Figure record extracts
★ ★ ★ ★ ★

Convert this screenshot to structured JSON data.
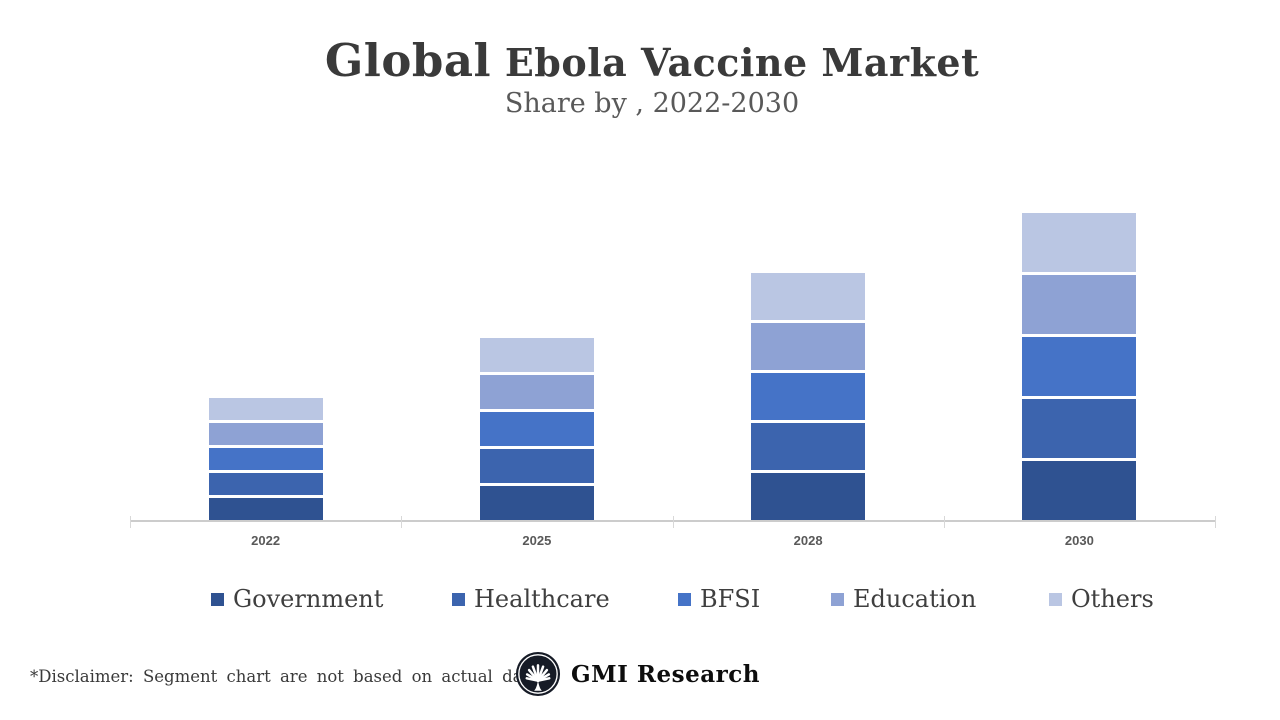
{
  "header": {
    "title_lead": "Global",
    "title_rest": "Ebola Vaccine Market",
    "subtitle": "Share by , 2022-2030"
  },
  "chart_data": {
    "type": "bar",
    "stacked": true,
    "title": "Global Ebola Vaccine Market",
    "subtitle": "Share by , 2022-2030",
    "categories": [
      "2022",
      "2025",
      "2028",
      "2030"
    ],
    "series": [
      {
        "name": "Government",
        "color": "#2F5291",
        "values": [
          22,
          34,
          47,
          59
        ]
      },
      {
        "name": "Healthcare",
        "color": "#3C64AE",
        "values": [
          22,
          34,
          47,
          59
        ]
      },
      {
        "name": "BFSI",
        "color": "#4573C7",
        "values": [
          22,
          34,
          47,
          59
        ]
      },
      {
        "name": "Education",
        "color": "#8EA2D4",
        "values": [
          22,
          34,
          47,
          59
        ]
      },
      {
        "name": "Others",
        "color": "#BAC6E3",
        "values": [
          22,
          34,
          47,
          59
        ]
      }
    ],
    "xlabel": "",
    "ylabel": "",
    "value_axis_visible": false,
    "gridlines": false,
    "legend_position": "bottom",
    "stack_order_bottom_to_top": [
      "Government",
      "Healthcare",
      "BFSI",
      "Education",
      "Others"
    ],
    "note": "Segments are equal within each year; values are relative units (slide states chart is not based on actual data)"
  },
  "footer": {
    "disclaimer": "*Disclaimer:  Segment chart are not based on actual data",
    "brand": "GMI Research"
  }
}
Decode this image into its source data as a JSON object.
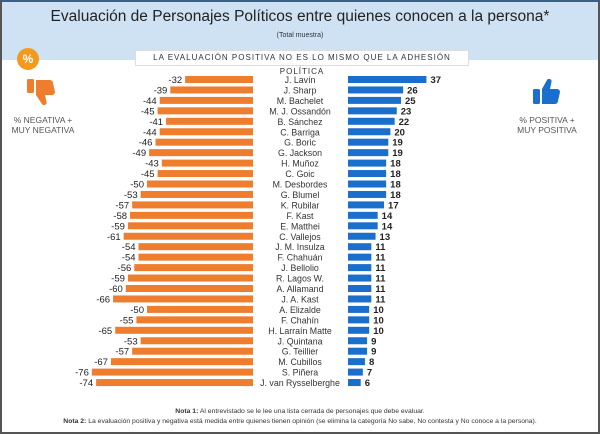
{
  "header": {
    "title": "Evaluación de Personajes Políticos entre quienes conocen a la persona*",
    "subtitle": "(Total muestra)",
    "banner": "LA EVALUACIÓN POSITIVA NO ES LO MISMO QUE LA ADHESIÓN POLÍTICA",
    "badge": "%"
  },
  "legend": {
    "negative_line1": "% NEGATIVA +",
    "negative_line2": "MUY NEGATIVA",
    "positive_line1": "% POSITIVA +",
    "positive_line2": "MUY POSITIVA",
    "negative_icon": "thumbs-down-icon",
    "positive_icon": "thumbs-up-icon"
  },
  "colors": {
    "negative": "#ee7d2e",
    "positive": "#1a6fcc",
    "badge": "#f39a1e",
    "header_band": "#cfe2f3"
  },
  "notes": {
    "note1_label": "Nota 1:",
    "note1_text": " Al entrevistado se le lee una lista cerrada de personajes que debe evaluar.",
    "note2_label": "Nota 2:",
    "note2_text": " La evaluación positiva y negativa está medida entre quienes tienen opinión (se elimina la categoría No sabe, No contesta y No conoce a la persona)."
  },
  "chart_data": {
    "type": "bar",
    "orientation": "horizontal-diverging",
    "title": "Evaluación de Personajes Políticos entre quienes conocen a la persona*",
    "subtitle": "(Total muestra)",
    "categories": [
      "J. Lavín",
      "J. Sharp",
      "M. Bachelet",
      "M. J. Ossandón",
      "B. Sánchez",
      "C. Barriga",
      "G. Boric",
      "G. Jackson",
      "H. Muñoz",
      "C. Goic",
      "M. Desbordes",
      "G. Blumel",
      "K. Rubilar",
      "F. Kast",
      "E. Matthei",
      "C. Vallejos",
      "J. M. Insulza",
      "F. Chahuán",
      "J. Bellolio",
      "R. Lagos W.",
      "A. Allamand",
      "J. A. Kast",
      "A. Elizalde",
      "F. Chahín",
      "H. Larraín Matte",
      "J. Quintana",
      "G. Teillier",
      "M. Cubillos",
      "S. Piñera",
      "J. van Rysselberghe"
    ],
    "series": [
      {
        "name": "% NEGATIVA + MUY NEGATIVA",
        "values": [
          -32,
          -39,
          -44,
          -45,
          -41,
          -44,
          -46,
          -49,
          -43,
          -45,
          -50,
          -53,
          -57,
          -58,
          -59,
          -61,
          -54,
          -54,
          -56,
          -59,
          -60,
          -66,
          -50,
          -55,
          -65,
          -53,
          -57,
          -67,
          -76,
          -74
        ]
      },
      {
        "name": "% POSITIVA + MUY POSITIVA",
        "values": [
          37,
          26,
          25,
          23,
          22,
          20,
          19,
          19,
          18,
          18,
          18,
          18,
          17,
          14,
          14,
          13,
          11,
          11,
          11,
          11,
          11,
          11,
          10,
          10,
          10,
          9,
          9,
          8,
          7,
          6
        ]
      }
    ],
    "xlabel": "",
    "ylabel": "",
    "grid": false,
    "legend": "left-and-right"
  }
}
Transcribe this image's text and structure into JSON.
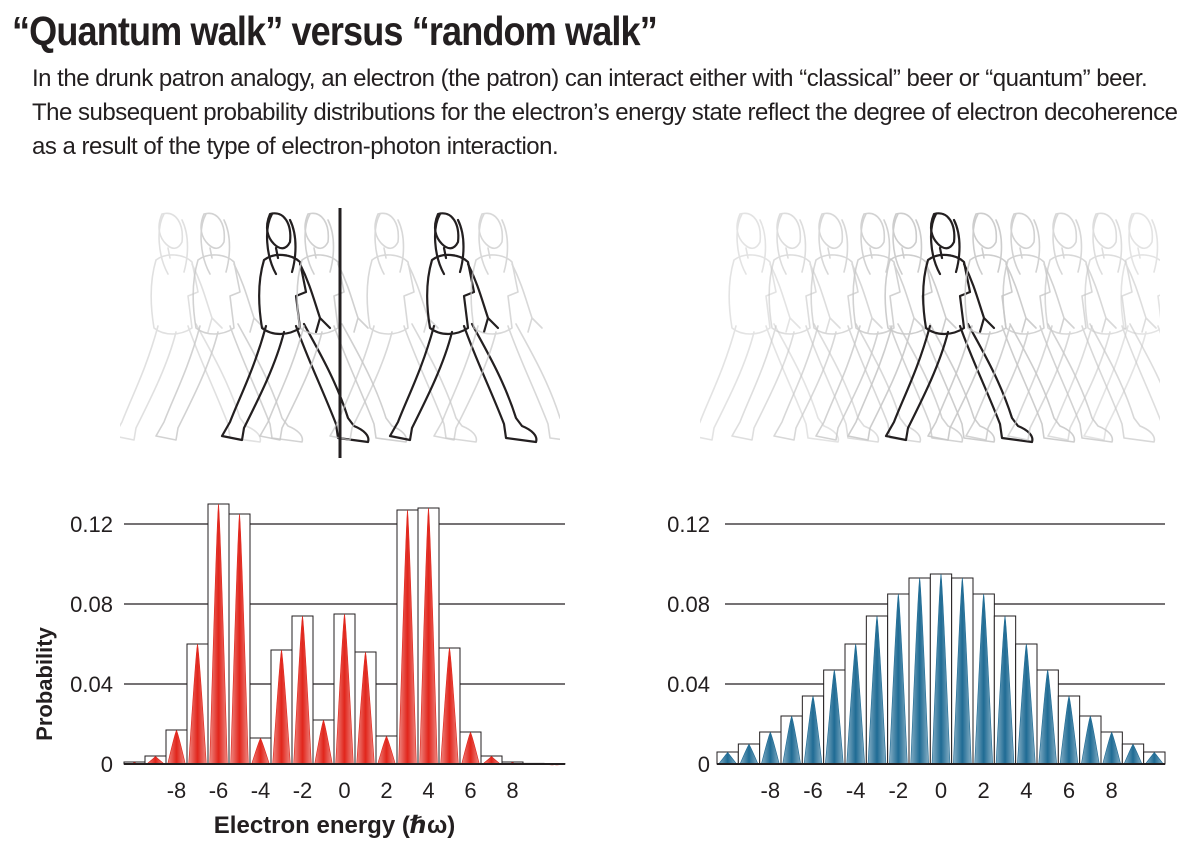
{
  "header": {
    "title": "“Quantum walk” versus “random walk”",
    "subtitle": "In the drunk patron analogy, an electron (the patron) can interact either with “classical” beer or “quantum” beer. The subsequent probability distributions for the electron’s energy state reflect the degree of electron decoherence as a result of the type of electron-photon interaction."
  },
  "illustrations": {
    "left": {
      "icon": "walking-woman-icon",
      "copies": 7,
      "divider": true
    },
    "right": {
      "icon": "walking-woman-icon",
      "copies": 11,
      "divider": false
    }
  },
  "chart_data": [
    {
      "type": "bar",
      "name": "quantum-walk",
      "color": "#e1251b",
      "x": [
        -10,
        -9,
        -8,
        -7,
        -6,
        -5,
        -4,
        -3,
        -2,
        -1,
        0,
        1,
        2,
        3,
        4,
        5,
        6,
        7,
        8,
        9,
        10
      ],
      "values": [
        0.001,
        0.004,
        0.017,
        0.06,
        0.13,
        0.125,
        0.013,
        0.057,
        0.074,
        0.022,
        0.075,
        0.056,
        0.014,
        0.127,
        0.128,
        0.058,
        0.016,
        0.004,
        0.001,
        0.0003,
        0.0001
      ],
      "xticks": [
        -8,
        -6,
        -4,
        -2,
        0,
        2,
        4,
        6,
        8
      ],
      "xtick_labels": [
        "-8",
        "-6",
        "-4",
        "-2",
        "0",
        "2",
        "4",
        "6",
        "8"
      ],
      "yticks": [
        0,
        0.04,
        0.08,
        0.12
      ],
      "ytick_labels": [
        "0",
        "0.04",
        "0.08",
        "0.12"
      ],
      "ylim": [
        0,
        0.132
      ],
      "xlabel": "Electron energy (ℏω)",
      "ylabel": "Probability",
      "grid": true
    },
    {
      "type": "bar",
      "name": "random-walk",
      "color": "#1f6b94",
      "x": [
        -10,
        -9,
        -8,
        -7,
        -6,
        -5,
        -4,
        -3,
        -2,
        -1,
        0,
        1,
        2,
        3,
        4,
        5,
        6,
        7,
        8,
        9,
        10
      ],
      "values": [
        0.006,
        0.01,
        0.016,
        0.024,
        0.034,
        0.047,
        0.06,
        0.074,
        0.085,
        0.093,
        0.095,
        0.093,
        0.085,
        0.074,
        0.06,
        0.047,
        0.034,
        0.024,
        0.016,
        0.01,
        0.006
      ],
      "xticks": [
        -8,
        -6,
        -4,
        -2,
        0,
        2,
        4,
        6,
        8
      ],
      "xtick_labels": [
        "-8",
        "-6",
        "-4",
        "-2",
        "0",
        "2",
        "4",
        "6",
        "8"
      ],
      "yticks": [
        0,
        0.04,
        0.08,
        0.12
      ],
      "ytick_labels": [
        "0",
        "0.04",
        "0.08",
        "0.12"
      ],
      "ylim": [
        0,
        0.132
      ],
      "xlabel": "",
      "ylabel": "",
      "grid": true
    }
  ]
}
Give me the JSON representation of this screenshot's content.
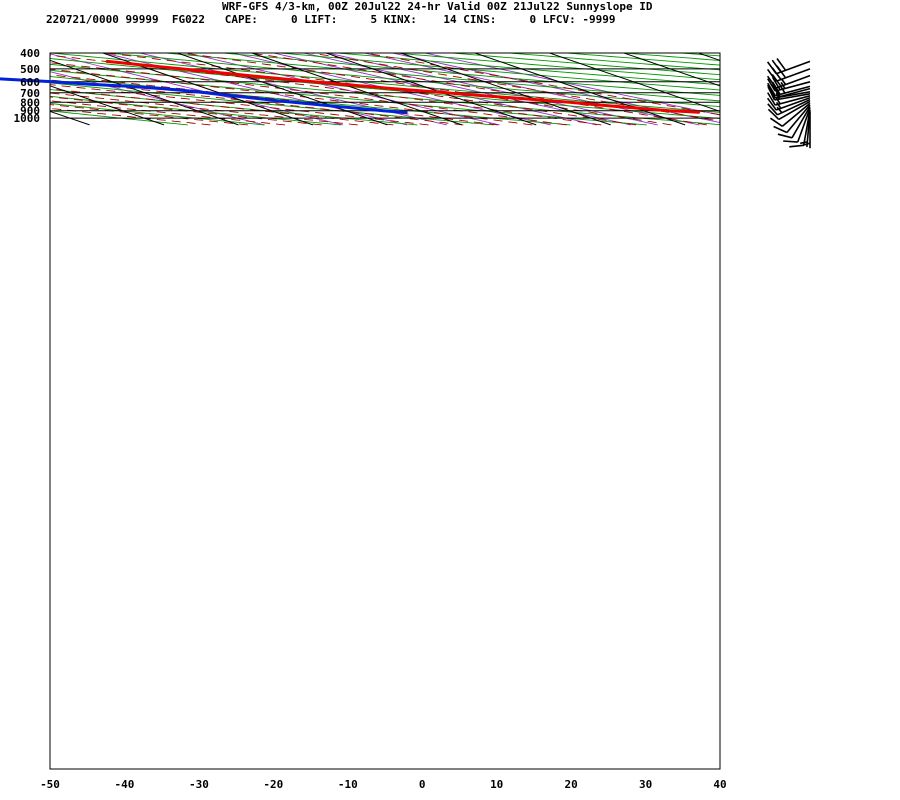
{
  "header": {
    "line1": "WRF-GFS 4/3-km, 00Z 20Jul22 24-hr Valid 00Z 21Jul22 Sunnyslope ID",
    "line2": "220721/0000 99999  FG022   CAPE:     0 LIFT:     5 KINX:    14 CINS:     0 LFCV: -9999"
  },
  "colors": {
    "temperature": "#ee0000",
    "dewpoint": "#0022dd",
    "isotherm_grid": "#000000",
    "dry_adiabat": "#009900",
    "moist_adiabat": "#aa0000",
    "mixing_ratio": "#9933cc",
    "wind_barb": "#000000"
  },
  "chart_data": {
    "type": "line",
    "subtype": "skew-T log-P sounding",
    "title": "WRF-GFS 4/3-km, 00Z 20Jul22 24-hr Valid 00Z 21Jul22 Sunnyslope ID",
    "xlabel": "",
    "ylabel": "",
    "x_ticks": [
      -50,
      -40,
      -30,
      -20,
      -10,
      0,
      10,
      20,
      30,
      40
    ],
    "y_ticks": [
      400,
      500,
      600,
      700,
      800,
      900,
      1000
    ],
    "ylim": [
      400,
      1040
    ],
    "y_scale": "log",
    "grid": true,
    "series": [
      {
        "key": "temperature",
        "points": [
          {
            "p": 920,
            "t": 36.8
          },
          {
            "p": 910,
            "t": 35.0
          },
          {
            "p": 900,
            "t": 33.5
          },
          {
            "p": 880,
            "t": 31.4
          },
          {
            "p": 860,
            "t": 29.2
          },
          {
            "p": 840,
            "t": 27.2
          },
          {
            "p": 820,
            "t": 25.2
          },
          {
            "p": 800,
            "t": 23.4
          },
          {
            "p": 780,
            "t": 21.0
          },
          {
            "p": 760,
            "t": 18.5
          },
          {
            "p": 740,
            "t": 15.8
          },
          {
            "p": 720,
            "t": 13.0
          },
          {
            "p": 700,
            "t": 10.5
          },
          {
            "p": 680,
            "t": 7.8
          },
          {
            "p": 660,
            "t": 5.0
          },
          {
            "p": 640,
            "t": 2.4
          },
          {
            "p": 620,
            "t": -0.3
          },
          {
            "p": 600,
            "t": -3.0
          },
          {
            "p": 580,
            "t": -5.5
          },
          {
            "p": 560,
            "t": -8.0
          },
          {
            "p": 540,
            "t": -10.5
          },
          {
            "p": 520,
            "t": -13.0
          },
          {
            "p": 500,
            "t": -15.6
          },
          {
            "p": 480,
            "t": -18.5
          },
          {
            "p": 460,
            "t": -21.3
          },
          {
            "p": 450,
            "t": -22.7
          }
        ]
      },
      {
        "key": "dewpoint",
        "points": [
          {
            "p": 920,
            "t": -2.5
          },
          {
            "p": 918,
            "t": -3.2
          },
          {
            "p": 900,
            "t": -5.0
          },
          {
            "p": 860,
            "t": -8.5
          },
          {
            "p": 820,
            "t": -12.0
          },
          {
            "p": 780,
            "t": -15.5
          },
          {
            "p": 740,
            "t": -18.5
          },
          {
            "p": 720,
            "t": -20.3
          },
          {
            "p": 700,
            "t": -21.8
          },
          {
            "p": 680,
            "t": -23.5
          },
          {
            "p": 660,
            "t": -26.0
          },
          {
            "p": 640,
            "t": -29.5
          },
          {
            "p": 620,
            "t": -34.0
          },
          {
            "p": 600,
            "t": -38.0
          },
          {
            "p": 580,
            "t": -43.0
          },
          {
            "p": 550,
            "t": -50.0
          },
          {
            "p": 530,
            "t": -58.5
          },
          {
            "p": 520,
            "t": -62.5
          },
          {
            "p": 500,
            "t": -70.2
          },
          {
            "p": 480,
            "t": -72.4
          },
          {
            "p": 460,
            "t": -74.8
          },
          {
            "p": 450,
            "t": -76.0
          }
        ]
      }
    ],
    "wind_barbs": [
      {
        "p": 450,
        "dir": 250,
        "spd": 30
      },
      {
        "p": 500,
        "dir": 250,
        "spd": 30
      },
      {
        "p": 550,
        "dir": 250,
        "spd": 25
      },
      {
        "p": 600,
        "dir": 255,
        "spd": 25
      },
      {
        "p": 640,
        "dir": 255,
        "spd": 25
      },
      {
        "p": 660,
        "dir": 255,
        "spd": 20
      },
      {
        "p": 690,
        "dir": 260,
        "spd": 20
      },
      {
        "p": 710,
        "dir": 260,
        "spd": 15
      },
      {
        "p": 730,
        "dir": 255,
        "spd": 15
      },
      {
        "p": 750,
        "dir": 250,
        "spd": 15
      },
      {
        "p": 770,
        "dir": 245,
        "spd": 15
      },
      {
        "p": 790,
        "dir": 240,
        "spd": 10
      },
      {
        "p": 810,
        "dir": 230,
        "spd": 10
      },
      {
        "p": 830,
        "dir": 220,
        "spd": 10
      },
      {
        "p": 850,
        "dir": 210,
        "spd": 10
      },
      {
        "p": 870,
        "dir": 200,
        "spd": 10
      },
      {
        "p": 890,
        "dir": 190,
        "spd": 10
      },
      {
        "p": 905,
        "dir": 185,
        "spd": 5
      },
      {
        "p": 920,
        "dir": 180,
        "spd": 5
      }
    ]
  }
}
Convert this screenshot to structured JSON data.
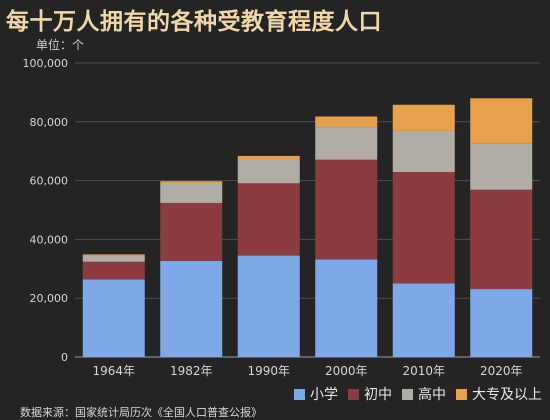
{
  "chart_data": {
    "type": "bar",
    "stacked": true,
    "title": "每十万人拥有的各种受教育程度人口",
    "unit_label": "单位：个",
    "source": "数据来源：国家统计局历次《全国人口普查公报》",
    "categories": [
      "1964年",
      "1982年",
      "1990年",
      "2000年",
      "2010年",
      "2020年"
    ],
    "series": [
      {
        "name": "小学",
        "color": "#7ea8e8",
        "values": [
          26400,
          32700,
          34500,
          33200,
          25000,
          23100
        ]
      },
      {
        "name": "初中",
        "color": "#8c3b3f",
        "values": [
          6000,
          19700,
          24600,
          33900,
          37900,
          33800
        ]
      },
      {
        "name": "高中",
        "color": "#b2aca6",
        "values": [
          2100,
          6800,
          7900,
          11100,
          14000,
          15600
        ]
      },
      {
        "name": "大专及以上",
        "color": "#e8a04c",
        "values": [
          400,
          600,
          1400,
          3600,
          8900,
          15500
        ]
      }
    ],
    "ylim": [
      0,
      100000
    ],
    "yticks": [
      0,
      20000,
      40000,
      60000,
      80000,
      100000
    ],
    "ytick_labels": [
      "0",
      "20,000",
      "40,000",
      "60,000",
      "80,000",
      "100,000"
    ],
    "grid": true,
    "legend_position": "bottom-right"
  }
}
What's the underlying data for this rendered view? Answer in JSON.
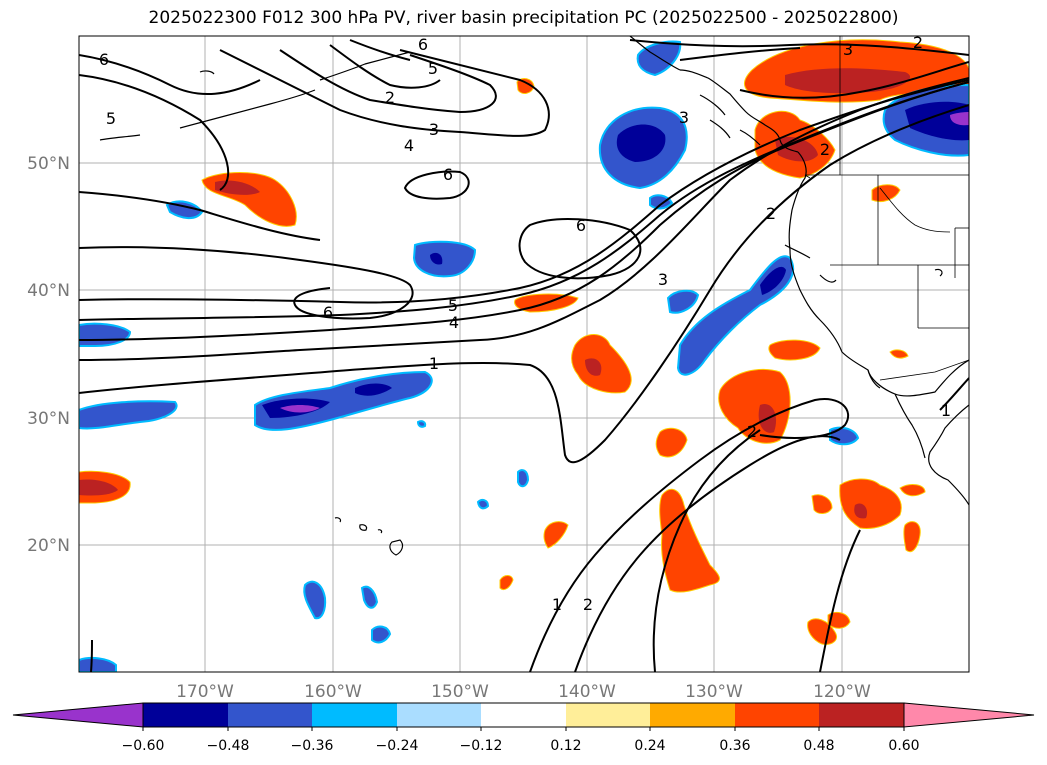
{
  "title": "2025022300 F012 300 hPa PV, river basin precipitation PC (2025022500 - 2025022800)",
  "lat_labels": [
    "50°N",
    "40°N",
    "30°N",
    "20°N"
  ],
  "lon_labels": [
    "170°W",
    "160°W",
    "150°W",
    "140°W",
    "130°W",
    "120°W"
  ],
  "colorbar": {
    "ticks": [
      "−0.60",
      "−0.48",
      "−0.36",
      "−0.24",
      "−0.12",
      "0.12",
      "0.24",
      "0.36",
      "0.48",
      "0.60"
    ],
    "colors": [
      "#9933cc",
      "#000099",
      "#3355cc",
      "#00bbff",
      "#aaddff",
      "#ffffff",
      "#ffee99",
      "#ffaa00",
      "#ff4400",
      "#bb2222",
      "#ff88aa"
    ]
  },
  "contour_labels": [
    "6",
    "5",
    "6",
    "5",
    "2",
    "3",
    "4",
    "6",
    "6",
    "6",
    "5",
    "4",
    "1",
    "3",
    "2",
    "3",
    "2",
    "2",
    "1",
    "2",
    "1",
    "3",
    "2"
  ],
  "colors": {
    "positive": "#ff4400",
    "negative": "#3355cc"
  }
}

★ ★ ★ ★ ★

**What you will do**
Search the lines for "Global". Copy each line that has it.

**In response**
    "title_lead": "Global",
    "title": "Global Ebola Vaccine Market",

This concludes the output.